* EXCERPT PROVIDED *
————

Case No. CIV-15-1250-M
Attorneys and Law Firms
Carl E. Pfanstiel, Clinton D. Russell, Kassie N. McCoy, Stratton Taylor, Toney D. Foster, Taylor Burrage Foster Mallett Downs Ramsey & Russell, Claremore, OK, for Plaintiff.
Daniel J. Card, Tom Majors, US Attorney’s Office, Colline W. Keely, Oklahoma Indian Legal Services Inc., Oklahoma City, OK, David C. Smith, Kilpatrick Townsend & Stockton LLP, Washingon, DC, for Defendants.
VICKI MILES-LaGRANGE, UNITED STATES DISTRICT JUDGE
*1 Before the Court is defendants Matthew Martin Ware, Betty Lou Ware, Benjamin Blackstar, Corey Ware, Patricia Ware, Jean Ann Carter Ware, Edmond L. Carter, Carri Gwen DuPont, Patricia Ann Carter, Marcia W. Davilla, Mayredean Mammedaty Palmer, Janice C. Mammedaty, Katina Dherie Smith Lipton, William Kendrix Ware, Wesley Ware, III, Angela Rae Ware Silverhorn, Samuel Martin Ware, Rena A. Ware (Killsfirst), and Thomas Blackstar, III’s (“Individual Defendants”) Motion to Dismiss, filed January 15, 2016. On March 7, 2016, plaintiff filed its response, and on March 14, 2016, Individual Defendants filed their reply. Also before the Court is defendant United States’ Motion to Dismiss for Lack of Jurisdiction (Rule 12(b)(1)) and Failure to Join a Necessary Party (Rule 12(b)(7) and Rule 19), filed March 7, 2016. On March 28, 2016, plaintiff filed its response, and on April 4, 2016, defendant United States filed its reply. Based upon the parties’ submissions, the Court makes its determination.
This is a condemnation action to condemn a twenty-five (25) foot wide natural gas pipeline easement through an approximate 137 acre tract of land in Caddo County, Oklahoma, which had originally been an Indian allotment to Millie Oheltoint (Emaugobah), held in trust by the United States Department of Interior, Bureau of Indian Affairs (“BIA”). Thirty-eight (38) Indians and the Kiowa Indian Tribe of Oklahoma (“Kiowa Tribe”) own undivided interests in the tract. The Kiowa Tribe obtained its approximately 1.1% undivided interest sometime after 2008, on the death of certain Indian owners and by operation of the American Indian Probate Reform Act.
On November 19, 1980, the BIA approved the grant of a .73 acre easement across the southern part of the tract in exchange for consideration of $1,925.00 for a twenty (20) year term right-of-way for plaintiff’s predecessor in interest, Producer’s Gas Company, to install, construct, operate, and maintain a natural gas transmission pipeline. The natural gas transmission pipeline has been in continuous operation since its installation in the early 1980’s. The original right of way expired in November 2000.
On or about June 14, 2002, plaintiff’s predecessor-in-interest, Enogex, Inc. (“Enogex”), submitted to the BIA a new application for a new 20-year term regarding the existing natural gas pipeline right-of-way. Defendant Marcia Davilla, among others, rejected Enogex’s offer on or about August 8, 2004. Despite the landowners’ rejection of Enogex’s offer, on June 23, 2008, the Acting Superintendent of the BIA’s Anadarko Agency approved Enogex’s application for the easement. On July 22, 2008, thirteen owners of the tract again rejected Enogex’s offer for an easement by consent. Twelve of those landowners separately wrote to the acting superintendent requesting that she withdraw her decision approving Enogex’s renewal request.

————

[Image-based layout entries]
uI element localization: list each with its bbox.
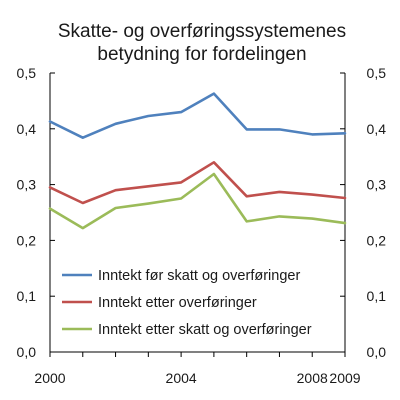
series-lines xyxy=(48,92,347,230)
y-tick-label-right: 0,0 xyxy=(367,344,387,360)
y-tick-label-right: 0,1 xyxy=(367,288,387,304)
legend: Inntekt før skatt og overføringer Inntekt… xyxy=(62,268,312,338)
y-tick-label-right: 0,5 xyxy=(367,65,387,81)
legend-label: Inntekt etter overføringer xyxy=(98,295,257,311)
x-tick-label: 2008 xyxy=(297,370,328,386)
chart-title: Skatte- og overføringssystemenes betydni… xyxy=(58,21,346,65)
y-tick-label-left: 0,1 xyxy=(17,288,37,304)
x-tick-label: 2009 xyxy=(329,370,360,386)
x-tick-label: 2000 xyxy=(34,370,65,386)
axes xyxy=(49,72,346,357)
y-tick-label-left: 0,4 xyxy=(17,121,37,137)
series-line xyxy=(48,161,347,205)
y-tick-label-left: 0,3 xyxy=(17,177,37,193)
series-line xyxy=(48,92,347,139)
legend-label: Inntekt etter skatt og overføringer xyxy=(98,322,312,338)
y-tick-label-right: 0,4 xyxy=(367,121,387,137)
y-tick-label-left: 0,2 xyxy=(17,232,37,248)
series-line xyxy=(48,172,347,230)
x-tick-label: 2004 xyxy=(166,370,197,386)
y-tick-labels: 0,0 0,0 0,1 0,1 0,2 0,2 0,3 0,3 0,4 0,4 0,5 0,5 xyxy=(17,65,387,360)
chart-title-line-2: betydning for fordelingen xyxy=(97,44,306,65)
y-tick-label-left: 0,0 xyxy=(17,344,37,360)
y-tick-label-right: 0,3 xyxy=(367,177,387,193)
legend-label: Inntekt før skatt og overføringer xyxy=(98,268,300,284)
x-tick-labels: 2000 2004 2008 2009 xyxy=(34,370,360,386)
y-tick-label-right: 0,2 xyxy=(367,232,387,248)
y-tick-label-left: 0,5 xyxy=(17,65,37,81)
chart-title-line-1: Skatte- og overføringssystemenes xyxy=(58,21,346,42)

————

* DIRECTION *
Extend the court opinion on the pipeline easement condemnation, starting after its final sentence. The entries have no connection to the court opinion excerpt.

* ANSWER TO THIS PROBLEM *
On March 23, 2010, the BIA vacated the acting superintendent’s decision and remanded the case for further negotiation and instructed that if approval of a right-of-way was not timely secured that Enogex should be directed to move the pipeline. A new right of way has not been granted, and plaintiff has continued to operate the natural gas pipeline.1 On November 11, 2015, plaintiff filed the instant action to condemn the easement pursuant to 25 U.S.C. § 357.
*2 Defendant United States contends that the tract at issue is tribal land and, as a result, the Court has no subject matter jurisdiction to condemn the easement. Additionally, all defendants contend that the Kiowa Tribe is a required party to this action, that the Kiowa Tribe cannot be joined in this action because it has sovereign immunity from suit, and under the factors set forth in Federal Rule of Civil Procedure 19(b), equity and good conscience mandate that this action be dismissed.
A. Subject matter jurisdiction
Plaintiff asserts that this Court has subject matter jurisdiction over this condemnation action pursuant to 25 U.S.C. § 357. Section 357 provides:
Lands allotted in severalty to Indians may be condemned for any public purpose under the laws of the State or Territory where located in the same manner as land owned in fee may be condemned, and the money awarded as damages shall be paid to the allottee.
25 U.S.C. § 357. Clearly, the Court would have subject matter jurisdiction over a condemnation action regarding lands that are allotted in severalty to Indians and, thus, would have jurisdiction in this case if the tract at issue was owned solely by Indians to whom the tract had been allotted in severalty. However, in the case at bar, the Kiowa Tribe undisputedly has a 1.1% undivided interest in the tract.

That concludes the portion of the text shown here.